▸ **Your instructions**
Repeat every one of the lines below word for word, with nothing changed.

— START OF Data lines —

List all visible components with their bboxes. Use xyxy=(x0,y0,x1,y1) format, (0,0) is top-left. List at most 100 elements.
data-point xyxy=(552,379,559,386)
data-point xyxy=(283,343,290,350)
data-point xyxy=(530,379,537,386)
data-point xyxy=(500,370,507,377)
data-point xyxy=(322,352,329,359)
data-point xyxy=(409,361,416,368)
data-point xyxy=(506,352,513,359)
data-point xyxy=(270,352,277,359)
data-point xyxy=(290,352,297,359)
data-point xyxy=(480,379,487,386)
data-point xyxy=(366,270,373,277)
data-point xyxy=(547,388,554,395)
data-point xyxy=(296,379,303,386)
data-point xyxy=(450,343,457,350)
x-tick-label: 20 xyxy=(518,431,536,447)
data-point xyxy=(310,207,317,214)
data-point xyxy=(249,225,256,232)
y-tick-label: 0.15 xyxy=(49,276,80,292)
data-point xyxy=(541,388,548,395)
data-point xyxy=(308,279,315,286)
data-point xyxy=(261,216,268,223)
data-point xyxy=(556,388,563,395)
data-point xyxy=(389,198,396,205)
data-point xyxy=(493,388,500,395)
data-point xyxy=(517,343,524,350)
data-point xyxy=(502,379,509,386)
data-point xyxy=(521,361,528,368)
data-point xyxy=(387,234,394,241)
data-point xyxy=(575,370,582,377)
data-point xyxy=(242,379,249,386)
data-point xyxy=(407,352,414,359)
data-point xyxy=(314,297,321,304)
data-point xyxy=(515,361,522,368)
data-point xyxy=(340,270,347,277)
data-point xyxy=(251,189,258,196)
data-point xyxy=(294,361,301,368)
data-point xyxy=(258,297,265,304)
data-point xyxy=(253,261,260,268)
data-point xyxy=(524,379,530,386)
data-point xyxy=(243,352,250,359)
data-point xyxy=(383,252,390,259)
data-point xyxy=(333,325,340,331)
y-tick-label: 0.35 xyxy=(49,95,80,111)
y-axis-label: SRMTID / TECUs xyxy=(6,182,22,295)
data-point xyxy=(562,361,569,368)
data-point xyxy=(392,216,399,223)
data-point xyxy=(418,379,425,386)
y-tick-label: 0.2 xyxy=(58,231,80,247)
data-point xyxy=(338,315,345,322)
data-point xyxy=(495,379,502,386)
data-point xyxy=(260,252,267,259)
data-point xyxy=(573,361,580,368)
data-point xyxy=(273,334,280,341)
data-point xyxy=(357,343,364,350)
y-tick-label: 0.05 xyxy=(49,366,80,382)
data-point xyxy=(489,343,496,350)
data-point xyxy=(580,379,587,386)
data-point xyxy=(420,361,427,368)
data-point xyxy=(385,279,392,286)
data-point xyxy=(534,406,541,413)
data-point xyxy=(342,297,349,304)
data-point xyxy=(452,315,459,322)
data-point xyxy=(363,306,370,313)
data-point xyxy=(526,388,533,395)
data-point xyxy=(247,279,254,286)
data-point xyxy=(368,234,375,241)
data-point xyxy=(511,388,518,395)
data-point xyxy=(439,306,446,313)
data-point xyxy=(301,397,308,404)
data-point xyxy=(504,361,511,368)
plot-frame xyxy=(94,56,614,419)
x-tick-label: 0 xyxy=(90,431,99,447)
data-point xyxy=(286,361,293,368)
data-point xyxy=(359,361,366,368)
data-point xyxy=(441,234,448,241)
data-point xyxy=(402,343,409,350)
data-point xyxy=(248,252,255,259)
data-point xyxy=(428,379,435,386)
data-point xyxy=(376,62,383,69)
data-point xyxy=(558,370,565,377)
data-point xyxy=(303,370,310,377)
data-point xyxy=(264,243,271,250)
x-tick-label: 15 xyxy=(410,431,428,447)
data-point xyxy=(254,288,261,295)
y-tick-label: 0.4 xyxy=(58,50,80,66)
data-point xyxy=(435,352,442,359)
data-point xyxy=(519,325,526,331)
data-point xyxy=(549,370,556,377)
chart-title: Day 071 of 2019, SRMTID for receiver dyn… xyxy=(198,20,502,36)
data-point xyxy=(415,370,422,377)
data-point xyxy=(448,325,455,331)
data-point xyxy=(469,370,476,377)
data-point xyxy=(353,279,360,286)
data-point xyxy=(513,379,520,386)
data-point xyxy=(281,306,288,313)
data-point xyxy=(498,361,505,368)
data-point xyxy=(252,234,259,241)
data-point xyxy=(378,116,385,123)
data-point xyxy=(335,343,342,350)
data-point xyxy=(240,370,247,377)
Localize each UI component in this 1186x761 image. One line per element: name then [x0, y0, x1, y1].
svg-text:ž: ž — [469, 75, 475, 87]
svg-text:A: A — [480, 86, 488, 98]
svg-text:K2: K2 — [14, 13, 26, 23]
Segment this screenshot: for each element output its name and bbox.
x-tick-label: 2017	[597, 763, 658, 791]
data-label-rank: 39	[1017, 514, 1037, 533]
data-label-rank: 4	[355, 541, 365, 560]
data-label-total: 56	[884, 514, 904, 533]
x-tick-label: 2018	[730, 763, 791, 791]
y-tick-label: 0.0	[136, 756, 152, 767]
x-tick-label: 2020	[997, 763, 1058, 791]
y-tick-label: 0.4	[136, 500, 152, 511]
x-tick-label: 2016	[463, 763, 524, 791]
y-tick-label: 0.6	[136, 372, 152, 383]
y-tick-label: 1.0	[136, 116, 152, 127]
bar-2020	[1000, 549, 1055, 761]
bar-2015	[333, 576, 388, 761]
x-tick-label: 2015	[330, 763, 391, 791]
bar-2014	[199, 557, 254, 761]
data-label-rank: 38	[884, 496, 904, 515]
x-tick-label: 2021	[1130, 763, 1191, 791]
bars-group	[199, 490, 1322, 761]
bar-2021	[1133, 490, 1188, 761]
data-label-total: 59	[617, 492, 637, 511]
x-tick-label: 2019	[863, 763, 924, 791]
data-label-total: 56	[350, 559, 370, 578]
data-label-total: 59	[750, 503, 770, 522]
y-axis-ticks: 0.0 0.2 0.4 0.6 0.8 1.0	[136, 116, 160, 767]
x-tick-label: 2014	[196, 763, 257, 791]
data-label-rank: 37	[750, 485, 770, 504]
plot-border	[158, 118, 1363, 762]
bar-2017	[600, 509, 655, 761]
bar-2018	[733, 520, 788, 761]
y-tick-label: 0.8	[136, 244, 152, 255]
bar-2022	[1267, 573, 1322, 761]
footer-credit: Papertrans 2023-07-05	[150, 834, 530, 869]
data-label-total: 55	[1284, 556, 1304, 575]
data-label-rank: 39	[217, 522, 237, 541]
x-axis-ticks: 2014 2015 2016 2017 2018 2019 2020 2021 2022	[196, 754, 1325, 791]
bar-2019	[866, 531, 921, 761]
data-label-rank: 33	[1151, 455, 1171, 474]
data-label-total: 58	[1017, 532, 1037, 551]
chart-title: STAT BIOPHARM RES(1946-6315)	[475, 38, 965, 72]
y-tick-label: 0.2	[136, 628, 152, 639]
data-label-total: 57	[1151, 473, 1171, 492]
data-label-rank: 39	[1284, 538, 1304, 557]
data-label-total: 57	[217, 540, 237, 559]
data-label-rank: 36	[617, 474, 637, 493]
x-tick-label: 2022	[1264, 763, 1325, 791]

— END OF Data lines —

▸ **Output of the exercise**
List all visible components with their bboxes. Use xyxy=(x0,y0,x1,y1) format, (0,0) is top-left. List at most 100 elements.
data-point xyxy=(552,379,559,386)
data-point xyxy=(283,343,290,350)
data-point xyxy=(530,379,537,386)
data-point xyxy=(500,370,507,377)
data-point xyxy=(322,352,329,359)
data-point xyxy=(409,361,416,368)
data-point xyxy=(506,352,513,359)
data-point xyxy=(270,352,277,359)
data-point xyxy=(290,352,297,359)
data-point xyxy=(480,379,487,386)
data-point xyxy=(366,270,373,277)
data-point xyxy=(547,388,554,395)
data-point xyxy=(296,379,303,386)
data-point xyxy=(450,343,457,350)
x-tick-label: 20 xyxy=(518,431,536,447)
data-point xyxy=(310,207,317,214)
data-point xyxy=(249,225,256,232)
y-tick-label: 0.15 xyxy=(49,276,80,292)
data-point xyxy=(541,388,548,395)
data-point xyxy=(308,279,315,286)
data-point xyxy=(261,216,268,223)
data-point xyxy=(556,388,563,395)
data-point xyxy=(389,198,396,205)
data-point xyxy=(493,388,500,395)
data-point xyxy=(517,343,524,350)
data-point xyxy=(502,379,509,386)
data-point xyxy=(521,361,528,368)
data-point xyxy=(387,234,394,241)
data-point xyxy=(575,370,582,377)
data-point xyxy=(242,379,249,386)
data-point xyxy=(407,352,414,359)
data-point xyxy=(314,297,321,304)
data-point xyxy=(515,361,522,368)
data-point xyxy=(340,270,347,277)
data-point xyxy=(251,189,258,196)
data-point xyxy=(294,361,301,368)
data-point xyxy=(258,297,265,304)
data-point xyxy=(253,261,260,268)
data-point xyxy=(524,379,530,386)
data-point xyxy=(243,352,250,359)
data-point xyxy=(383,252,390,259)
data-point xyxy=(333,325,340,331)
y-tick-label: 0.35 xyxy=(49,95,80,111)
y-axis-label: SRMTID / TECUs xyxy=(6,182,22,295)
data-point xyxy=(562,361,569,368)
data-point xyxy=(392,216,399,223)
data-point xyxy=(418,379,425,386)
y-tick-label: 0.2 xyxy=(58,231,80,247)
data-point xyxy=(338,315,345,322)
data-point xyxy=(495,379,502,386)
data-point xyxy=(260,252,267,259)
data-point xyxy=(573,361,580,368)
data-point xyxy=(273,334,280,341)
data-point xyxy=(357,343,364,350)
y-tick-label: 0.05 xyxy=(49,366,80,382)
data-point xyxy=(489,343,496,350)
data-point xyxy=(580,379,587,386)
data-point xyxy=(420,361,427,368)
data-point xyxy=(385,279,392,286)
data-point xyxy=(534,406,541,413)
data-point xyxy=(342,297,349,304)
data-point xyxy=(452,315,459,322)
data-point xyxy=(363,306,370,313)
data-point xyxy=(526,388,533,395)
data-point xyxy=(247,279,254,286)
data-point xyxy=(368,234,375,241)
data-point xyxy=(511,388,518,395)
data-point xyxy=(439,306,446,313)
data-point xyxy=(301,397,308,404)
data-point xyxy=(504,361,511,368)
plot-frame xyxy=(94,56,614,419)
x-tick-label: 0 xyxy=(90,431,99,447)
data-point xyxy=(286,361,293,368)
data-point xyxy=(359,361,366,368)
data-point xyxy=(441,234,448,241)
data-point xyxy=(402,343,409,350)
data-point xyxy=(248,252,255,259)
data-point xyxy=(428,379,435,386)
data-point xyxy=(376,62,383,69)
data-point xyxy=(558,370,565,377)
data-point xyxy=(303,370,310,377)
data-point xyxy=(264,243,271,250)
x-tick-label: 15 xyxy=(410,431,428,447)
data-point xyxy=(254,288,261,295)
y-tick-label: 0.4 xyxy=(58,50,80,66)
data-point xyxy=(435,352,442,359)
data-point xyxy=(519,325,526,331)
data-point xyxy=(549,370,556,377)
chart-title: Day 071 of 2019, SRMTID for receiver dyn… xyxy=(198,20,502,36)
data-point xyxy=(415,370,422,377)
data-point xyxy=(448,325,455,331)
data-point xyxy=(469,370,476,377)
data-point xyxy=(353,279,360,286)
data-point xyxy=(513,379,520,386)
data-point xyxy=(281,306,288,313)
data-point xyxy=(498,361,505,368)
data-point xyxy=(252,234,259,241)
data-point xyxy=(378,116,385,123)
data-point xyxy=(335,343,342,350)
data-point xyxy=(240,370,247,377)
Localize each UI component in this 1186x761 image. One line per element: name then [x0, y0, x1, y1].
svg-text:ž: ž — [469, 75, 475, 87]
svg-text:A: A — [480, 86, 488, 98]
svg-text:K2: K2 — [14, 13, 26, 23]
Segment this screenshot: for each element output its name and bbox.
x-tick-label: 2017	[597, 763, 658, 791]
data-label-rank: 39	[1017, 514, 1037, 533]
data-label-rank: 4	[355, 541, 365, 560]
data-label-total: 56	[884, 514, 904, 533]
x-tick-label: 2018	[730, 763, 791, 791]
y-tick-label: 0.0	[136, 756, 152, 767]
x-tick-label: 2020	[997, 763, 1058, 791]
y-tick-label: 0.4	[136, 500, 152, 511]
x-tick-label: 2016	[463, 763, 524, 791]
y-tick-label: 0.6	[136, 372, 152, 383]
y-tick-label: 1.0	[136, 116, 152, 127]
bar-2020	[1000, 549, 1055, 761]
bar-2015	[333, 576, 388, 761]
x-tick-label: 2015	[330, 763, 391, 791]
bar-2014	[199, 557, 254, 761]
data-label-rank: 38	[884, 496, 904, 515]
x-tick-label: 2021	[1130, 763, 1191, 791]
bars-group	[199, 490, 1322, 761]
bar-2021	[1133, 490, 1188, 761]
data-label-total: 59	[617, 492, 637, 511]
x-tick-label: 2019	[863, 763, 924, 791]
data-label-total: 56	[350, 559, 370, 578]
data-label-total: 59	[750, 503, 770, 522]
y-axis-ticks: 0.0 0.2 0.4 0.6 0.8 1.0	[136, 116, 160, 767]
x-tick-label: 2014	[196, 763, 257, 791]
data-label-rank: 37	[750, 485, 770, 504]
plot-border	[158, 118, 1363, 762]
bar-2017	[600, 509, 655, 761]
bar-2018	[733, 520, 788, 761]
y-tick-label: 0.8	[136, 244, 152, 255]
bar-2022	[1267, 573, 1322, 761]
footer-credit: Papertrans 2023-07-05	[150, 834, 530, 869]
data-label-total: 55	[1284, 556, 1304, 575]
data-label-rank: 39	[217, 522, 237, 541]
x-axis-ticks: 2014 2015 2016 2017 2018 2019 2020 2021 2022	[196, 754, 1325, 791]
bar-2019	[866, 531, 921, 761]
data-label-rank: 33	[1151, 455, 1171, 474]
data-label-total: 58	[1017, 532, 1037, 551]
chart-title: STAT BIOPHARM RES(1946-6315)	[475, 38, 965, 72]
y-tick-label: 0.2	[136, 628, 152, 639]
data-label-total: 57	[1151, 473, 1171, 492]
data-label-rank: 39	[1284, 538, 1304, 557]
data-label-total: 57	[217, 540, 237, 559]
data-label-rank: 36	[617, 474, 637, 493]
x-tick-label: 2022	[1264, 763, 1325, 791]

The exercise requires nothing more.